====== Exercise material

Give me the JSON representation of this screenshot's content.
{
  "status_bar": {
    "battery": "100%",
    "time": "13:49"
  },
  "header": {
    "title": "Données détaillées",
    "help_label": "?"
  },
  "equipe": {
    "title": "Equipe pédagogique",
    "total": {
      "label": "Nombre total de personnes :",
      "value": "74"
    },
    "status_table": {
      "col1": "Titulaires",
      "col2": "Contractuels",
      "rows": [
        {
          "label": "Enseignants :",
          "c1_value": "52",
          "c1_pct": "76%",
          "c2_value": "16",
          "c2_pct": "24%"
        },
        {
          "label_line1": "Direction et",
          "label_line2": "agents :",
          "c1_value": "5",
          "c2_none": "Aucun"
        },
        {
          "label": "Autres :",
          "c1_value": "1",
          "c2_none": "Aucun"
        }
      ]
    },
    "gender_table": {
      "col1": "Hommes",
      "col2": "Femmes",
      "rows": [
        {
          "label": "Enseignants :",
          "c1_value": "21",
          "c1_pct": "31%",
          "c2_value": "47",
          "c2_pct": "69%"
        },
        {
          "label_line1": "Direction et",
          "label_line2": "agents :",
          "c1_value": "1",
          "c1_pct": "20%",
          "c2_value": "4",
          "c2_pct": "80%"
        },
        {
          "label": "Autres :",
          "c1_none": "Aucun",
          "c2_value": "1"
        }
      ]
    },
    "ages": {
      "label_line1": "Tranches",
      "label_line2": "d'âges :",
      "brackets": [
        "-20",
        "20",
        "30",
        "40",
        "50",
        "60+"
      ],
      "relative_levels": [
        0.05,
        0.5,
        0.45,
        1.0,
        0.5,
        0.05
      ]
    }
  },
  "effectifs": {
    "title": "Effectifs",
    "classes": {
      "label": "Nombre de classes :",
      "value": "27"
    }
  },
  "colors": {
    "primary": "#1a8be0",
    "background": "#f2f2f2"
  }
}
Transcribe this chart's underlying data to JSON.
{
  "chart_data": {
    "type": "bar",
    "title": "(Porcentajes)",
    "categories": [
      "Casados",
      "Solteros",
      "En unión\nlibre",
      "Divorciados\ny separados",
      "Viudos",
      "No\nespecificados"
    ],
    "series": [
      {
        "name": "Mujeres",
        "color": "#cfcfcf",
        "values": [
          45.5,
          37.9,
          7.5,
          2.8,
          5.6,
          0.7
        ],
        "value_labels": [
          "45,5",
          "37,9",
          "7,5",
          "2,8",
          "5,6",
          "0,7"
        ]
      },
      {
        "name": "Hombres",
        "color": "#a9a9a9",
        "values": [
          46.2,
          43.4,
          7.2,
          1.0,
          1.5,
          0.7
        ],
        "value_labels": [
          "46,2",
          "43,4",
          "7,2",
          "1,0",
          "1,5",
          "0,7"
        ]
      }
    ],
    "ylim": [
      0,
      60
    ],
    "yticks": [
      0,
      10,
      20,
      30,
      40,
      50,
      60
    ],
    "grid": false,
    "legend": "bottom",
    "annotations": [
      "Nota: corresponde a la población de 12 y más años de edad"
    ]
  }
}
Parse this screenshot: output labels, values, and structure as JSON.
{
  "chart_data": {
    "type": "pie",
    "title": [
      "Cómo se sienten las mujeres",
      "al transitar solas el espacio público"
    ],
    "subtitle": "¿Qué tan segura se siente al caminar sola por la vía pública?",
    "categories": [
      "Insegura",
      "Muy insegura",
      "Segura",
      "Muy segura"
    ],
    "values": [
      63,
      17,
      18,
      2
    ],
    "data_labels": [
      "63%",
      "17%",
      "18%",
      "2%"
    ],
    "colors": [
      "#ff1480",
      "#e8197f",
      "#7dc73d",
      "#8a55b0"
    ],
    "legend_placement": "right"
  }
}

============

Problem to work on
Repeat every record, keeping each word and mark exactly as it is.

Result for this exercise
Give me the JSON representation of this screenshot's content.
{
  "status_bar": {
    "battery": "100%",
    "time": "13:49"
  },
  "header": {
    "title": "Données détaillées",
    "help_label": "?"
  },
  "equipe": {
    "title": "Equipe pédagogique",
    "total": {
      "label": "Nombre total de personnes :",
      "value": "74"
    },
    "status_table": {
      "col1": "Titulaires",
      "col2": "Contractuels",
      "rows": [
        {
          "label": "Enseignants :",
          "c1_value": "52",
          "c1_pct": "76%",
          "c2_value": "16",
          "c2_pct": "24%"
        },
        {
          "label_line1": "Direction et",
          "label_line2": "agents :",
          "c1_value": "5",
          "c2_none": "Aucun"
        },
        {
          "label": "Autres :",
          "c1_value": "1",
          "c2_none": "Aucun"
        }
      ]
    },
    "gender_table": {
      "col1": "Hommes",
      "col2": "Femmes",
      "rows": [
        {
          "label": "Enseignants :",
          "c1_value": "21",
          "c1_pct": "31%",
          "c2_value": "47",
          "c2_pct": "69%"
        },
        {
          "label_line1": "Direction et",
          "label_line2": "agents :",
          "c1_value": "1",
          "c1_pct": "20%",
          "c2_value": "4",
          "c2_pct": "80%"
        },
        {
          "label": "Autres :",
          "c1_none": "Aucun",
          "c2_value": "1"
        }
      ]
    },
    "ages": {
      "label_line1": "Tranches",
      "label_line2": "d'âges :",
      "brackets": [
        "-20",
        "20",
        "30",
        "40",
        "50",
        "60+"
      ],
      "relative_levels": [
        0.05,
        0.5,
        0.45,
        1.0,
        0.5,
        0.05
      ]
    }
  },
  "effectifs": {
    "title": "Effectifs",
    "classes": {
      "label": "Nombre de classes :",
      "value": "27"
    }
  },
  "colors": {
    "primary": "#1a8be0",
    "background": "#f2f2f2"
  }
}
Transcribe this chart's underlying data to JSON.
{
  "chart_data": {
    "type": "bar",
    "title": "(Porcentajes)",
    "categories": [
      "Casados",
      "Solteros",
      "En unión\nlibre",
      "Divorciados\ny separados",
      "Viudos",
      "No\nespecificados"
    ],
    "series": [
      {
        "name": "Mujeres",
        "color": "#cfcfcf",
        "values": [
          45.5,
          37.9,
          7.5,
          2.8,
          5.6,
          0.7
        ],
        "value_labels": [
          "45,5",
          "37,9",
          "7,5",
          "2,8",
          "5,6",
          "0,7"
        ]
      },
      {
        "name": "Hombres",
        "color": "#a9a9a9",
        "values": [
          46.2,
          43.4,
          7.2,
          1.0,
          1.5,
          0.7
        ],
        "value_labels": [
          "46,2",
          "43,4",
          "7,2",
          "1,0",
          "1,5",
          "0,7"
        ]
      }
    ],
    "ylim": [
      0,
      60
    ],
    "yticks": [
      0,
      10,
      20,
      30,
      40,
      50,
      60
    ],
    "grid": false,
    "legend": "bottom",
    "annotations": [
      "Nota: corresponde a la población de 12 y más años de edad"
    ]
  }
}
Parse this screenshot: output labels, values, and structure as JSON.
{
  "chart_data": {
    "type": "pie",
    "title": [
      "Cómo se sienten las mujeres",
      "al transitar solas el espacio público"
    ],
    "subtitle": "¿Qué tan segura se siente al caminar sola por la vía pública?",
    "categories": [
      "Insegura",
      "Muy insegura",
      "Segura",
      "Muy segura"
    ],
    "values": [
      63,
      17,
      18,
      2
    ],
    "data_labels": [
      "63%",
      "17%",
      "18%",
      "2%"
    ],
    "colors": [
      "#ff1480",
      "#e8197f",
      "#7dc73d",
      "#8a55b0"
    ],
    "legend_placement": "right"
  }
}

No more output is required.